═════ Material provided

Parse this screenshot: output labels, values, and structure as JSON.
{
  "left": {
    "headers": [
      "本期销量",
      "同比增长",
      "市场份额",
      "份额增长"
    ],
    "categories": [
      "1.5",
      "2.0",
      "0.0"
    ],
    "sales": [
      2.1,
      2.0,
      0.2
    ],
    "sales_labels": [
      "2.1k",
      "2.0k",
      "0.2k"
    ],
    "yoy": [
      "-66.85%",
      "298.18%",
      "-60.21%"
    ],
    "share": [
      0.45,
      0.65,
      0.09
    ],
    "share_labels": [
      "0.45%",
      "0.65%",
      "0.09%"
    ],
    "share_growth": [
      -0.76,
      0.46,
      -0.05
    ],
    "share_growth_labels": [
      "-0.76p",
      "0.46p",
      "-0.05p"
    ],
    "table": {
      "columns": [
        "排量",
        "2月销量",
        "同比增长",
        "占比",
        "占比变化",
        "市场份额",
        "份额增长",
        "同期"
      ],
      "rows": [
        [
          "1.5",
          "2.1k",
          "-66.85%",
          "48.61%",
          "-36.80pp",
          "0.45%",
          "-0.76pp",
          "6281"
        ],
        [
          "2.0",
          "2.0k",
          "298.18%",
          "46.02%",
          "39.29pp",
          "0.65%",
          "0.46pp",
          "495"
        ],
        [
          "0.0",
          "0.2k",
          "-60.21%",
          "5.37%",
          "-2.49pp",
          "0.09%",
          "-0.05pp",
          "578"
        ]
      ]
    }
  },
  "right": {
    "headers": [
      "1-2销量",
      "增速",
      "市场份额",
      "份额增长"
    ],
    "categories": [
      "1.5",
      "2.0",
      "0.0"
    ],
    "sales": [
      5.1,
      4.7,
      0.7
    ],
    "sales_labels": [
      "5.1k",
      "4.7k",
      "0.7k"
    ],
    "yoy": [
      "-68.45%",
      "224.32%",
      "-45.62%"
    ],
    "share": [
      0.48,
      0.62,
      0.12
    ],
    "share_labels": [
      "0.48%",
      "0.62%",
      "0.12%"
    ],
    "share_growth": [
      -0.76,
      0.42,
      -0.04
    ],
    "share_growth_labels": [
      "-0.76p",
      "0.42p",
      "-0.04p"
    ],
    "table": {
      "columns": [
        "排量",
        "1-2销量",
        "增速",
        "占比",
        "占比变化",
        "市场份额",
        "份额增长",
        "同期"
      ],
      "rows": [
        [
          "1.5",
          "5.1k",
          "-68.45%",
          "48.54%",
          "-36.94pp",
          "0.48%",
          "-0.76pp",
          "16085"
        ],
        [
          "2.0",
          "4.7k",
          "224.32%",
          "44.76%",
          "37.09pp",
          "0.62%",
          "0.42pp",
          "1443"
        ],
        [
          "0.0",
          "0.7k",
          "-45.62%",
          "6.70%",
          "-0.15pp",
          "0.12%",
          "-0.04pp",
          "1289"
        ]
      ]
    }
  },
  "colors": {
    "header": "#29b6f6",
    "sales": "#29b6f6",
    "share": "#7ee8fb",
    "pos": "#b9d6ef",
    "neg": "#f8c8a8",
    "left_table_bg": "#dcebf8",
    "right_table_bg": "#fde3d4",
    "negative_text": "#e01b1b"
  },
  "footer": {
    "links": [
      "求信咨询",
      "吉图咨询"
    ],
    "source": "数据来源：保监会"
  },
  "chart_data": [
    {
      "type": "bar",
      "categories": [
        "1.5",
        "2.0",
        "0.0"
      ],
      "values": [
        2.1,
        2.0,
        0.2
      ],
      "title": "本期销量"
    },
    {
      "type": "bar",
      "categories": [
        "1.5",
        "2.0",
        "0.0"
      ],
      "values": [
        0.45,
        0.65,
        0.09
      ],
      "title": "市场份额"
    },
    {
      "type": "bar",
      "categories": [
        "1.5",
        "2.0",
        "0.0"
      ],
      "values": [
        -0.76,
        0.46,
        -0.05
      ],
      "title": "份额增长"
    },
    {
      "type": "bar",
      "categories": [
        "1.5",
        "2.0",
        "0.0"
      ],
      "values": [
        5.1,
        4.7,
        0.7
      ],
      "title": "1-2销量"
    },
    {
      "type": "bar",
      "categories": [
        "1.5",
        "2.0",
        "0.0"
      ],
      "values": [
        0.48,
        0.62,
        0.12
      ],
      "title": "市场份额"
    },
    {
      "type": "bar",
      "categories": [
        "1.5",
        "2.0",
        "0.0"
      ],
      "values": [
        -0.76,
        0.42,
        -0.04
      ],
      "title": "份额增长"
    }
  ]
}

══════════

_Task instructions_
Quote each line above in full, word for word.

_Solution for this problem_
Parse this screenshot: output labels, values, and structure as JSON.
{
  "left": {
    "headers": [
      "本期销量",
      "同比增长",
      "市场份额",
      "份额增长"
    ],
    "categories": [
      "1.5",
      "2.0",
      "0.0"
    ],
    "sales": [
      2.1,
      2.0,
      0.2
    ],
    "sales_labels": [
      "2.1k",
      "2.0k",
      "0.2k"
    ],
    "yoy": [
      "-66.85%",
      "298.18%",
      "-60.21%"
    ],
    "share": [
      0.45,
      0.65,
      0.09
    ],
    "share_labels": [
      "0.45%",
      "0.65%",
      "0.09%"
    ],
    "share_growth": [
      -0.76,
      0.46,
      -0.05
    ],
    "share_growth_labels": [
      "-0.76p",
      "0.46p",
      "-0.05p"
    ],
    "table": {
      "columns": [
        "排量",
        "2月销量",
        "同比增长",
        "占比",
        "占比变化",
        "市场份额",
        "份额增长",
        "同期"
      ],
      "rows": [
        [
          "1.5",
          "2.1k",
          "-66.85%",
          "48.61%",
          "-36.80pp",
          "0.45%",
          "-0.76pp",
          "6281"
        ],
        [
          "2.0",
          "2.0k",
          "298.18%",
          "46.02%",
          "39.29pp",
          "0.65%",
          "0.46pp",
          "495"
        ],
        [
          "0.0",
          "0.2k",
          "-60.21%",
          "5.37%",
          "-2.49pp",
          "0.09%",
          "-0.05pp",
          "578"
        ]
      ]
    }
  },
  "right": {
    "headers": [
      "1-2销量",
      "增速",
      "市场份额",
      "份额增长"
    ],
    "categories": [
      "1.5",
      "2.0",
      "0.0"
    ],
    "sales": [
      5.1,
      4.7,
      0.7
    ],
    "sales_labels": [
      "5.1k",
      "4.7k",
      "0.7k"
    ],
    "yoy": [
      "-68.45%",
      "224.32%",
      "-45.62%"
    ],
    "share": [
      0.48,
      0.62,
      0.12
    ],
    "share_labels": [
      "0.48%",
      "0.62%",
      "0.12%"
    ],
    "share_growth": [
      -0.76,
      0.42,
      -0.04
    ],
    "share_growth_labels": [
      "-0.76p",
      "0.42p",
      "-0.04p"
    ],
    "table": {
      "columns": [
        "排量",
        "1-2销量",
        "增速",
        "占比",
        "占比变化",
        "市场份额",
        "份额增长",
        "同期"
      ],
      "rows": [
        [
          "1.5",
          "5.1k",
          "-68.45%",
          "48.54%",
          "-36.94pp",
          "0.48%",
          "-0.76pp",
          "16085"
        ],
        [
          "2.0",
          "4.7k",
          "224.32%",
          "44.76%",
          "37.09pp",
          "0.62%",
          "0.42pp",
          "1443"
        ],
        [
          "0.0",
          "0.7k",
          "-45.62%",
          "6.70%",
          "-0.15pp",
          "0.12%",
          "-0.04pp",
          "1289"
        ]
      ]
    }
  },
  "colors": {
    "header": "#29b6f6",
    "sales": "#29b6f6",
    "share": "#7ee8fb",
    "pos": "#b9d6ef",
    "neg": "#f8c8a8",
    "left_table_bg": "#dcebf8",
    "right_table_bg": "#fde3d4",
    "negative_text": "#e01b1b"
  },
  "footer": {
    "links": [
      "求信咨询",
      "吉图咨询"
    ],
    "source": "数据来源：保监会"
  },
  "chart_data": [
    {
      "type": "bar",
      "categories": [
        "1.5",
        "2.0",
        "0.0"
      ],
      "values": [
        2.1,
        2.0,
        0.2
      ],
      "title": "本期销量"
    },
    {
      "type": "bar",
      "categories": [
        "1.5",
        "2.0",
        "0.0"
      ],
      "values": [
        0.45,
        0.65,
        0.09
      ],
      "title": "市场份额"
    },
    {
      "type": "bar",
      "categories": [
        "1.5",
        "2.0",
        "0.0"
      ],
      "values": [
        -0.76,
        0.46,
        -0.05
      ],
      "title": "份额增长"
    },
    {
      "type": "bar",
      "categories": [
        "1.5",
        "2.0",
        "0.0"
      ],
      "values": [
        5.1,
        4.7,
        0.7
      ],
      "title": "1-2销量"
    },
    {
      "type": "bar",
      "categories": [
        "1.5",
        "2.0",
        "0.0"
      ],
      "values": [
        0.48,
        0.62,
        0.12
      ],
      "title": "市场份额"
    },
    {
      "type": "bar",
      "categories": [
        "1.5",
        "2.0",
        "0.0"
      ],
      "values": [
        -0.76,
        0.42,
        -0.04
      ],
      "title": "份额增长"
    }
  ]
}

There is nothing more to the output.